* [STATED GOAL] Skip the pictures and quote all of the lines exactly.
==================================================
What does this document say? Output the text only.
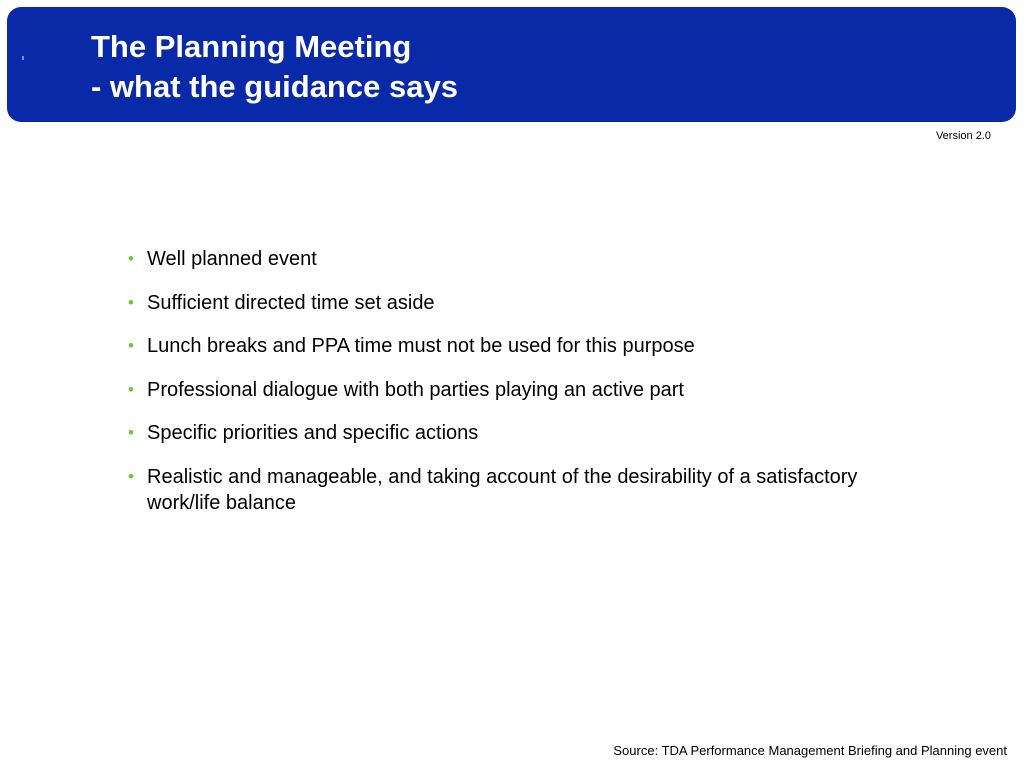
The Planning Meeting
- what the guidance says
Version 2.0
• Well planned event
• Sufficient directed time set aside
• Lunch breaks and PPA time must not be used for this purpose
• Professional dialogue with both parties playing an active part
• Specific priorities and specific actions
• Realistic and manageable, and taking account of the desirability of a satisfactory work/life balance
Source: TDA Performance Management Briefing and Planning event
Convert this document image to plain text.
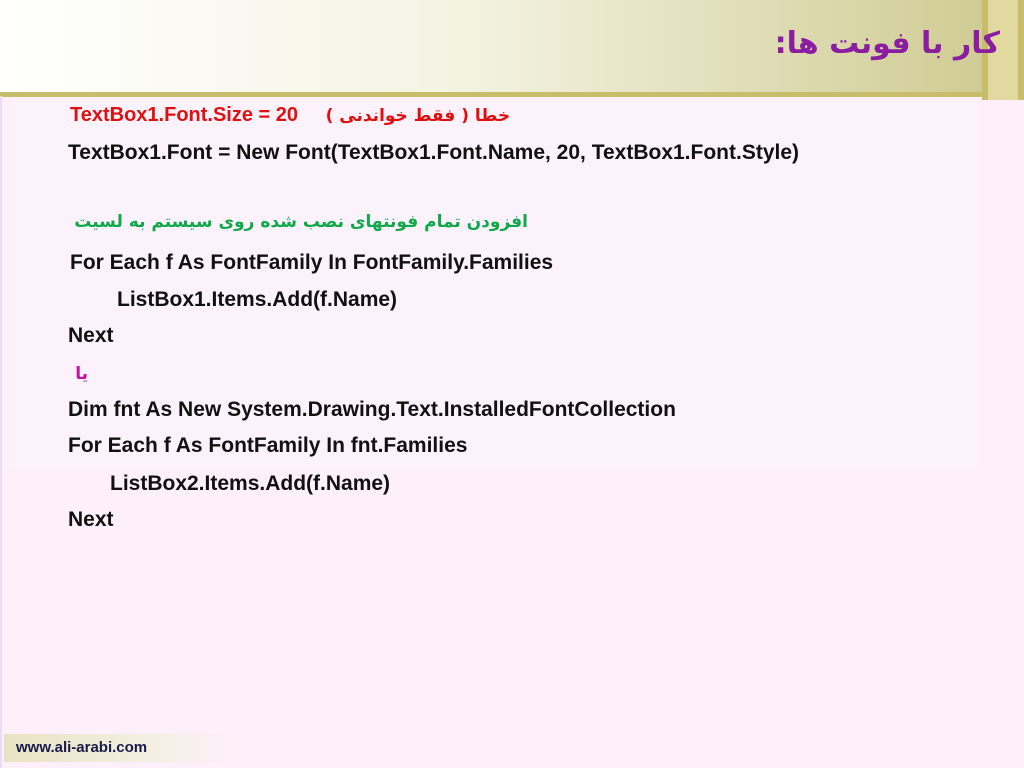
کار با فونت ها:
TextBox1.Font.Size = 20 خطا ( فقط خواندنی )
TextBox1.Font = New Font(TextBox1.Font.Name, 20, TextBox1.Font.Style)
افزودن تمام فونتهای نصب شده روی سیستم به لسیت
For Each f As FontFamily In FontFamily.Families
ListBox1.Items.Add(f.Name)
Next
یا
Dim fnt As New System.Drawing.Text.InstalledFontCollection
For Each f As FontFamily In fnt.Families
ListBox2.Items.Add(f.Name)
Next
www.ali-arabi.com
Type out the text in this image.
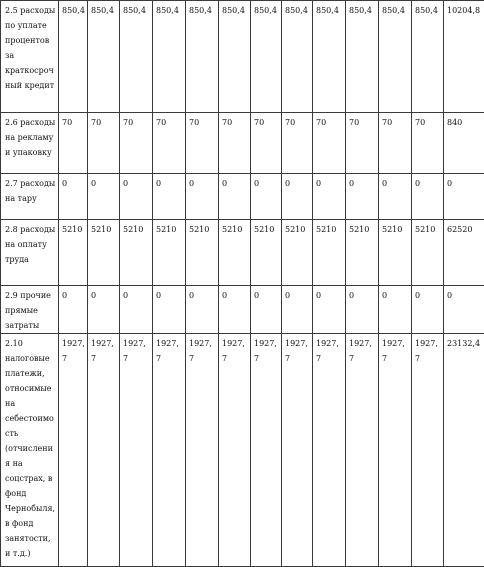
2.5 расходы по уплате процентов за краткосрочный кредит	850,4	850,4	850,4	850,4	850,4	850,4	850,4	850,4	850,4	850,4	850,4	850,4	10204,8

2.6 расходы на рекламу и упаковку	70	70	70	70	70	70	70	70	70	70	70	70	840

2.7 расходы на тару	0	0	0	0	0	0	0	0	0	0	0	0	0

2.8 расходы на оплату труда	5210	5210	5210	5210	5210	5210	5210	5210	5210	5210	5210	5210	62520

2.9 прочие прямые затраты	0	0	0	0	0	0	0	0	0	0	0	0	0

2.10 налоговые платежи, относимые на себестоимость (отчисления на соцстрах, в фонд Чернобыля, в фонд занятости, и т.д.)	1927,7	1927,7	1927,7	1927,7	1927,7	1927,7	1927,7	1927,7	1927,7	1927,7	1927,7	1927,7	23132,4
==================================================
* [TASK RESULT]
What does this document say? Output the text only.
The Planning Meeting
- what the guidance says
Version 2.0
• Well planned event
• Sufficient directed time set aside
• Lunch breaks and PPA time must not be used for this purpose
• Professional dialogue with both parties playing an active part
• Specific priorities and specific actions
• Realistic and manageable, and taking account of the desirability of a satisfactory work/life balance
Source: TDA Performance Management Briefing and Planning event
Convert this document image to plain text.
کار با فونت ها:
TextBox1.Font.Size = 20 خطا ( فقط خواندنی )
TextBox1.Font = New Font(TextBox1.Font.Name, 20, TextBox1.Font.Style)
افزودن تمام فونتهای نصب شده روی سیستم به لسیت
For Each f As FontFamily In FontFamily.Families
ListBox1.Items.Add(f.Name)
Next
یا
Dim fnt As New System.Drawing.Text.InstalledFontCollection
For Each f As FontFamily In fnt.Families
ListBox2.Items.Add(f.Name)
Next
www.ali-arabi.com
Type out the text in this image.
2.5 расходы по уплате процентов за краткосрочный кредит	850,4	850,4	850,4	850,4	850,4	850,4	850,4	850,4	850,4	850,4	850,4	850,4	10204,8

2.6 расходы на рекламу и упаковку	70	70	70	70	70	70	70	70	70	70	70	70	840

2.7 расходы на тару	0	0	0	0	0	0	0	0	0	0	0	0	0

2.8 расходы на оплату труда	5210	5210	5210	5210	5210	5210	5210	5210	5210	5210	5210	5210	62520

2.9 прочие прямые затраты	0	0	0	0	0	0	0	0	0	0	0	0	0

2.10 налоговые платежи, относимые на себестоимость (отчисления на соцстрах, в фонд Чернобыля, в фонд занятости, и т.д.)	1927,7	1927,7	1927,7	1927,7	1927,7	1927,7	1927,7	1927,7	1927,7	1927,7	1927,7	1927,7	23132,4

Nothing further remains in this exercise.